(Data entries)
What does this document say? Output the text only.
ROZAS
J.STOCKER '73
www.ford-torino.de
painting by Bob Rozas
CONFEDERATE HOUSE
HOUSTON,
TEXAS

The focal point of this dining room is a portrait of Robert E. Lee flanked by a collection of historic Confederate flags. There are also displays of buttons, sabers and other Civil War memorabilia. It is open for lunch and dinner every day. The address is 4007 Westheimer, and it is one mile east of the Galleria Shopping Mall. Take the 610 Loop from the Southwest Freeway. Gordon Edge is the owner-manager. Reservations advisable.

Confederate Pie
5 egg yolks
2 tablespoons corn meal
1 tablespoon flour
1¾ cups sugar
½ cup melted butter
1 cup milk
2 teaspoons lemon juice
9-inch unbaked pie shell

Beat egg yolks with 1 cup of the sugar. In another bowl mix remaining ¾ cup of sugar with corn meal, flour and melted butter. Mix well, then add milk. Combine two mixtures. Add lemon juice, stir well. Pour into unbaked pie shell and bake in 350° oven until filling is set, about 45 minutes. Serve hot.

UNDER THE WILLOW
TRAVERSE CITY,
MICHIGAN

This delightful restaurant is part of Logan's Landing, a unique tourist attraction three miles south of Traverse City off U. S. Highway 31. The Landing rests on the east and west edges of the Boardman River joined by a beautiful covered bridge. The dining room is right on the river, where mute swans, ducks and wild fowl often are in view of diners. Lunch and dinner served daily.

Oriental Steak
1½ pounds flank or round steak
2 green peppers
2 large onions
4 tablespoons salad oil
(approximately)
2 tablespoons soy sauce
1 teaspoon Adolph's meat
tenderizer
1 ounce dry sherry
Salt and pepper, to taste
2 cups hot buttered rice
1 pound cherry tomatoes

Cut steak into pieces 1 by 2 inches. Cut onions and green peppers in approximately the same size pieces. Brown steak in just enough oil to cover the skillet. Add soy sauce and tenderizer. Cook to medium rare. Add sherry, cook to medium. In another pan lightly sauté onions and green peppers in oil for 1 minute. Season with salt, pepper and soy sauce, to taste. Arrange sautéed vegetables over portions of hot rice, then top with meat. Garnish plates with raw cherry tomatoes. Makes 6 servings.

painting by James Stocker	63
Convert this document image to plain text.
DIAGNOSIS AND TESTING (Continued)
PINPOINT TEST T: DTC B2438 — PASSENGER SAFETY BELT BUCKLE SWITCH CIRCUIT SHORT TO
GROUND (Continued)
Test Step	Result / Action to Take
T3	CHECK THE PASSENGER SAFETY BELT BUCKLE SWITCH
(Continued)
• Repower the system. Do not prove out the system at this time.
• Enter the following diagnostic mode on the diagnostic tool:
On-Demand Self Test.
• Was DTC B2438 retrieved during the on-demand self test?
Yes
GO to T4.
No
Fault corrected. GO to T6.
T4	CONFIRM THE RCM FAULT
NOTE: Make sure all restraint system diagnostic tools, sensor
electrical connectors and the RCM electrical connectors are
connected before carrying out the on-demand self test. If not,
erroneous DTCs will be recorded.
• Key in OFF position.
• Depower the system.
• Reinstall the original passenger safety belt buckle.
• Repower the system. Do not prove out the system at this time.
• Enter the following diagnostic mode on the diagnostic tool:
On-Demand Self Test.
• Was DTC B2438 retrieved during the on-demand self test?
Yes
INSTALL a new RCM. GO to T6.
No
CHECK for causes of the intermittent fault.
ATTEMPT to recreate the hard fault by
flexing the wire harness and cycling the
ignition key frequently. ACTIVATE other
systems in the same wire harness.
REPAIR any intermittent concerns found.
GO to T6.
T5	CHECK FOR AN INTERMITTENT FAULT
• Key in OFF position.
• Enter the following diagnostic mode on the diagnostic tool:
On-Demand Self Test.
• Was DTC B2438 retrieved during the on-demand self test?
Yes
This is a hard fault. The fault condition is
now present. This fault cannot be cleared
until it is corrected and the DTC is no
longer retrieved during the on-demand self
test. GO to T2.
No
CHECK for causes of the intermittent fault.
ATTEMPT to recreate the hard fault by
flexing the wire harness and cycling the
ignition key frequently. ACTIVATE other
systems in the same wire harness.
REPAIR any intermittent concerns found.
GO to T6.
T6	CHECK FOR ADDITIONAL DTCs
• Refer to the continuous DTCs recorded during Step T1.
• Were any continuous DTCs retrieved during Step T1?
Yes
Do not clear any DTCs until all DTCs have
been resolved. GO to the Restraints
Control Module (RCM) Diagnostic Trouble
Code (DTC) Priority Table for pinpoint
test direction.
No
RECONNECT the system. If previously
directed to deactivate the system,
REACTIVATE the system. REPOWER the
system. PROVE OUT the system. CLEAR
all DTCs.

WHAT IS BEING ASKED - Find the lines containing "room" and pull them out.

COMPLETED EXERCISE -
The focal point of this dining room is a portrait of Robert E. Lee flanked by a collection of historic Confederate flags. There are also displays of buttons, sabers and other Civil War memorabilia. It is open for lunch and dinner every day. The address is 4007 Westheimer, and it is one mile east of the Galleria Shopping Mall. Take the 610 Loop from the Southwest Freeway. Gordon Edge is the owner-manager. Reservations advisable.
This delightful restaurant is part of Logan's Landing, a unique tourist attraction three miles south of Traverse City off U. S. Highway 31. The Landing rests on the east and west edges of the Boardman River joined by a beautiful covered bridge. The dining room is right on the river, where mute swans, ducks and wild fowl often are in view of diners. Lunch and dinner served daily.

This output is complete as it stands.